Each line that holds the word "Övriga" is to be identified and copied.
▽
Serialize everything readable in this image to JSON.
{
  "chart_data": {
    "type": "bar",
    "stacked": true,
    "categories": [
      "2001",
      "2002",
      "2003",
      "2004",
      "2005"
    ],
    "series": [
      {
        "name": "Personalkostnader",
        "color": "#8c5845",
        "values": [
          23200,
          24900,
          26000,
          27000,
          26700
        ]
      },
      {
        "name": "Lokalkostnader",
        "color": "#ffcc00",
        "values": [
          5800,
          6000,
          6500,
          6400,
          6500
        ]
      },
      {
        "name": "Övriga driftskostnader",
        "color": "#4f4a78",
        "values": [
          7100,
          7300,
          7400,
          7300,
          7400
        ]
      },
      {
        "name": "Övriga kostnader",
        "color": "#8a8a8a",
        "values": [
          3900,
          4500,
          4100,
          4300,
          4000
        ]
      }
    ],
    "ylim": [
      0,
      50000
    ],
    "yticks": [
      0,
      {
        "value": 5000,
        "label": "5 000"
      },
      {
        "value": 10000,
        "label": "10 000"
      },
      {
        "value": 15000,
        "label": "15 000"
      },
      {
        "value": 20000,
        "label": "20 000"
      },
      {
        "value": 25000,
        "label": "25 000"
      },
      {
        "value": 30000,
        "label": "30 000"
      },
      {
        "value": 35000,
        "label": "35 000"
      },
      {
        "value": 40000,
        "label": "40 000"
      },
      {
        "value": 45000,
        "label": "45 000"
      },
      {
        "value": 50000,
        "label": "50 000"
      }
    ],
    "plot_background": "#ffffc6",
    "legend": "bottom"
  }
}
△
* RESULT FOR THIS EXERCISE *
        "name": "Övriga driftskostnader",
        "name": "Övriga kostnader",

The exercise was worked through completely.